EXERCISE →
Below is some material; set it all down exactly, apart from the pictures.

* Begin *

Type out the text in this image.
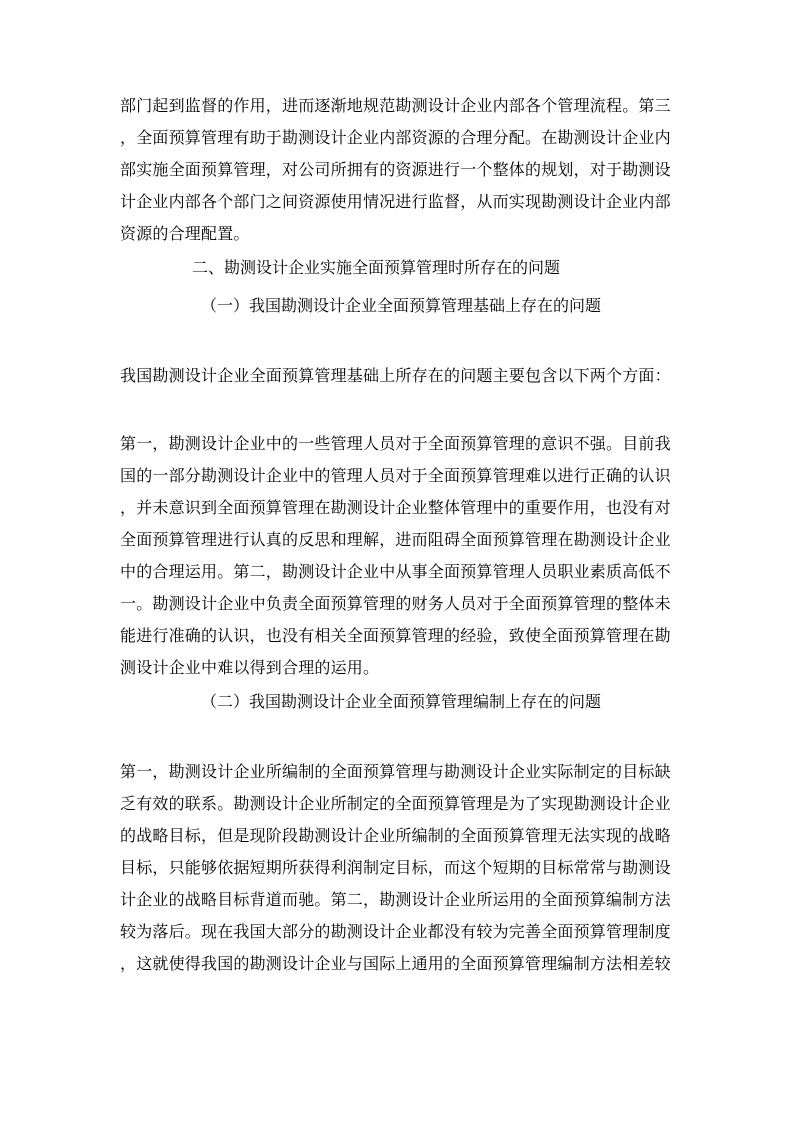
部门起到监督的作用，进而逐渐地规范勘测设计企业内部各个管理流程。第三
，全面预算管理有助于勘测设计企业内部资源的合理分配。在勘测设计企业内
部实施全面预算管理，对公司所拥有的资源进行一个整体的规划，对于勘测设
计企业内部各个部门之间资源使用情况进行监督，从而实现勘测设计企业内部
资源的合理配置。
二、勘测设计企业实施全面预算管理时所存在的问题
（一）我国勘测设计企业全面预算管理基础上存在的问题
我国勘测设计企业全面预算管理基础上所存在的问题主要包含以下两个方面：
第一，勘测设计企业中的一些管理人员对于全面预算管理的意识不强。目前我
国的一部分勘测设计企业中的管理人员对于全面预算管理难以进行正确的认识
，并未意识到全面预算管理在勘测设计企业整体管理中的重要作用，也没有对
全面预算管理进行认真的反思和理解，进而阻碍全面预算管理在勘测设计企业
中的合理运用。第二，勘测设计企业中从事全面预算管理人员职业素质高低不
一。勘测设计企业中负责全面预算管理的财务人员对于全面预算管理的整体未
能进行准确的认识，也没有相关全面预算管理的经验，致使全面预算管理在勘
测设计企业中难以得到合理的运用。
（二）我国勘测设计企业全面预算管理编制上存在的问题
第一，勘测设计企业所编制的全面预算管理与勘测设计企业实际制定的目标缺
乏有效的联系。勘测设计企业所制定的全面预算管理是为了实现勘测设计企业
的战略目标，但是现阶段勘测设计企业所编制的全面预算管理无法实现的战略
目标，只能够依据短期所获得利润制定目标，而这个短期的目标常常与勘测设
计企业的战略目标背道而驰。第二，勘测设计企业所运用的全面预算编制方法
较为落后。现在我国大部分的勘测设计企业都没有较为完善全面预算管理制度
，这就使得我国的勘测设计企业与国际上通用的全面预算管理编制方法相差较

* End *

TASK RESPONSE →
Type out the text in this image.
部门起到监督的作用，进而逐渐地规范勘测设计企业内部各个管理流程。第三
，全面预算管理有助于勘测设计企业内部资源的合理分配。在勘测设计企业内
部实施全面预算管理，对公司所拥有的资源进行一个整体的规划，对于勘测设
计企业内部各个部门之间资源使用情况进行监督，从而实现勘测设计企业内部
资源的合理配置。
二、勘测设计企业实施全面预算管理时所存在的问题
（一）我国勘测设计企业全面预算管理基础上存在的问题
我国勘测设计企业全面预算管理基础上所存在的问题主要包含以下两个方面：
第一，勘测设计企业中的一些管理人员对于全面预算管理的意识不强。目前我
国的一部分勘测设计企业中的管理人员对于全面预算管理难以进行正确的认识
，并未意识到全面预算管理在勘测设计企业整体管理中的重要作用，也没有对
全面预算管理进行认真的反思和理解，进而阻碍全面预算管理在勘测设计企业
中的合理运用。第二，勘测设计企业中从事全面预算管理人员职业素质高低不
一。勘测设计企业中负责全面预算管理的财务人员对于全面预算管理的整体未
能进行准确的认识，也没有相关全面预算管理的经验，致使全面预算管理在勘
测设计企业中难以得到合理的运用。
（二）我国勘测设计企业全面预算管理编制上存在的问题
第一，勘测设计企业所编制的全面预算管理与勘测设计企业实际制定的目标缺
乏有效的联系。勘测设计企业所制定的全面预算管理是为了实现勘测设计企业
的战略目标，但是现阶段勘测设计企业所编制的全面预算管理无法实现的战略
目标，只能够依据短期所获得利润制定目标，而这个短期的目标常常与勘测设
计企业的战略目标背道而驰。第二，勘测设计企业所运用的全面预算编制方法
较为落后。现在我国大部分的勘测设计企业都没有较为完善全面预算管理制度
，这就使得我国的勘测设计企业与国际上通用的全面预算管理编制方法相差较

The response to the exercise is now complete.